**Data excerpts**
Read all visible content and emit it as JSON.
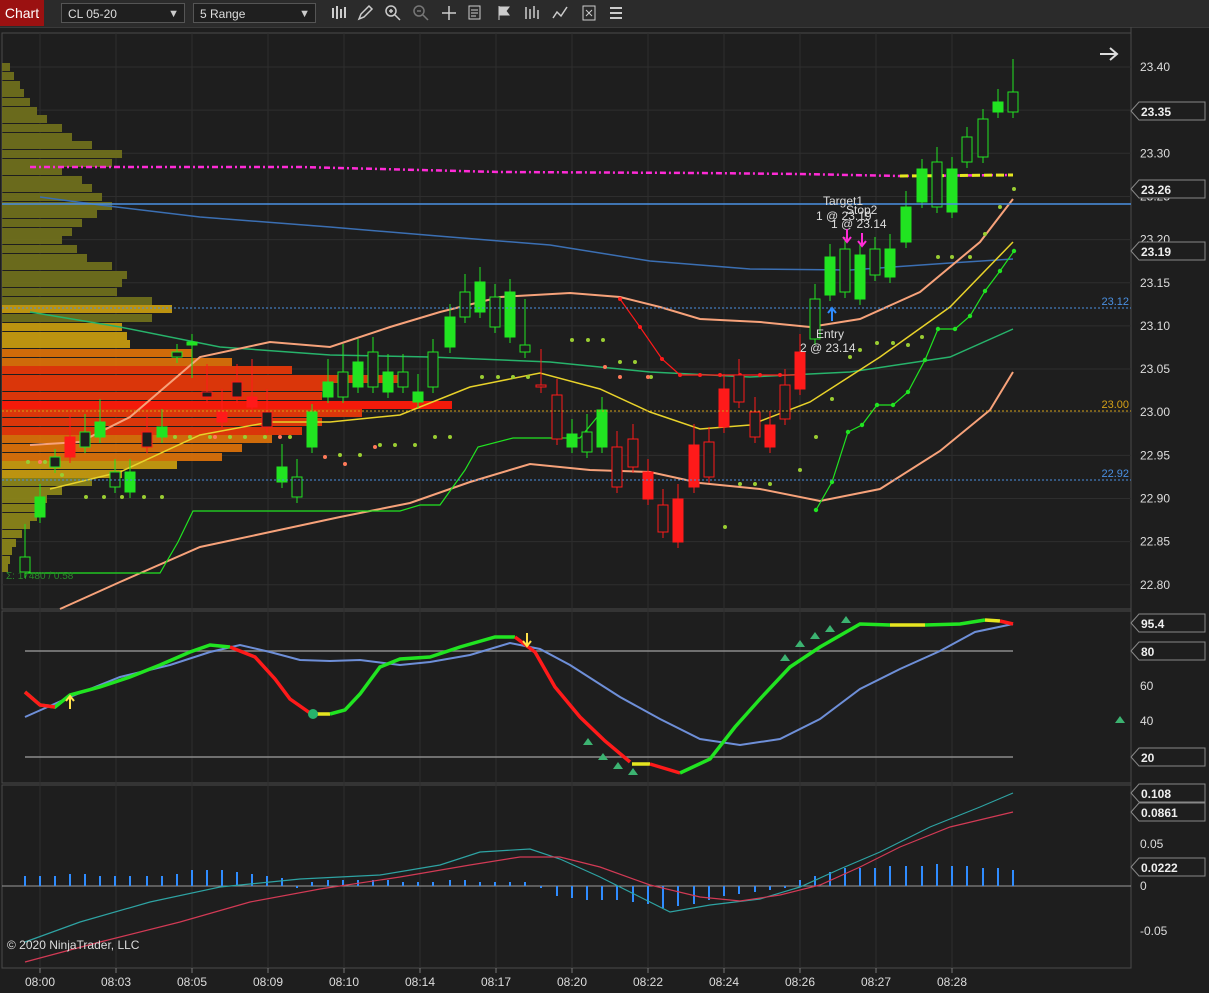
{
  "toolbar": {
    "tab_label": "Chart",
    "instrument": "CL 05-20",
    "bar_type": "5 Range",
    "icons": [
      "bar-type-icon",
      "draw-pencil-icon",
      "zoom-in-icon",
      "zoom-out-icon",
      "crosshair-icon",
      "data-box-icon",
      "strategy-icon",
      "indicators-icon",
      "chart-trader-icon",
      "properties-icon",
      "menu-icon"
    ]
  },
  "price_axis": {
    "ticks": [
      "23.40",
      "23.35",
      "23.30",
      "23.25",
      "23.20",
      "23.15",
      "23.10",
      "23.05",
      "23.00",
      "22.95",
      "22.90",
      "22.85",
      "22.80"
    ],
    "last_price": "23.35",
    "marker_1": "23.26",
    "marker_2": "23.19",
    "line_label_1": "23.12",
    "line_label_2": "23.00",
    "line_label_3": "22.92"
  },
  "annotations": {
    "target_title": "Target1",
    "target_value": "1 @ 23.19",
    "stop_title": "Stop2",
    "stop_value": "1 @ 23.14",
    "entry_title": "Entry",
    "entry_value": "2 @ 23.14",
    "volume_profile_label": "Σ: 17480 / 0.58"
  },
  "stochastic_panel": {
    "current": "95.4",
    "upper": "80",
    "ticks": [
      "60",
      "40"
    ],
    "lower": "20"
  },
  "macd_panel": {
    "val_1": "0.108",
    "val_2": "0.0861",
    "tick_1": "0.05",
    "val_3": "0.0222",
    "tick_2": "0",
    "tick_3": "-0.05"
  },
  "time_axis": [
    "08:00",
    "08:03",
    "08:05",
    "08:09",
    "08:10",
    "08:14",
    "08:17",
    "08:20",
    "08:22",
    "08:24",
    "08:26",
    "08:27",
    "08:28"
  ],
  "copyright": "© 2020 NinjaTrader, LLC",
  "colors": {
    "up": "#21e421",
    "down": "#ff1a1a",
    "hline": "#4a90e2",
    "profile_poc": "#ff0000",
    "ema_slow": "#3b6fb3",
    "stoch_k": "#21e421",
    "stoch_d": "#6e8fd8",
    "macd_hist": "#2f8cff"
  }
}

**EXERCISE**
Reproduce the full material exactly, excluding the pictures.

**EXERCISE ANSWER**
Read all visible content and emit it as JSON.
{
  "toolbar": {
    "tab_label": "Chart",
    "instrument": "CL 05-20",
    "bar_type": "5 Range",
    "icons": [
      "bar-type-icon",
      "draw-pencil-icon",
      "zoom-in-icon",
      "zoom-out-icon",
      "crosshair-icon",
      "data-box-icon",
      "strategy-icon",
      "indicators-icon",
      "chart-trader-icon",
      "properties-icon",
      "menu-icon"
    ]
  },
  "price_axis": {
    "ticks": [
      "23.40",
      "23.35",
      "23.30",
      "23.25",
      "23.20",
      "23.15",
      "23.10",
      "23.05",
      "23.00",
      "22.95",
      "22.90",
      "22.85",
      "22.80"
    ],
    "last_price": "23.35",
    "marker_1": "23.26",
    "marker_2": "23.19",
    "line_label_1": "23.12",
    "line_label_2": "23.00",
    "line_label_3": "22.92"
  },
  "annotations": {
    "target_title": "Target1",
    "target_value": "1 @ 23.19",
    "stop_title": "Stop2",
    "stop_value": "1 @ 23.14",
    "entry_title": "Entry",
    "entry_value": "2 @ 23.14",
    "volume_profile_label": "Σ: 17480 / 0.58"
  },
  "stochastic_panel": {
    "current": "95.4",
    "upper": "80",
    "ticks": [
      "60",
      "40"
    ],
    "lower": "20"
  },
  "macd_panel": {
    "val_1": "0.108",
    "val_2": "0.0861",
    "tick_1": "0.05",
    "val_3": "0.0222",
    "tick_2": "0",
    "tick_3": "-0.05"
  },
  "time_axis": [
    "08:00",
    "08:03",
    "08:05",
    "08:09",
    "08:10",
    "08:14",
    "08:17",
    "08:20",
    "08:22",
    "08:24",
    "08:26",
    "08:27",
    "08:28"
  ],
  "copyright": "© 2020 NinjaTrader, LLC",
  "colors": {
    "up": "#21e421",
    "down": "#ff1a1a",
    "hline": "#4a90e2",
    "profile_poc": "#ff0000",
    "ema_slow": "#3b6fb3",
    "stoch_k": "#21e421",
    "stoch_d": "#6e8fd8",
    "macd_hist": "#2f8cff"
  }
}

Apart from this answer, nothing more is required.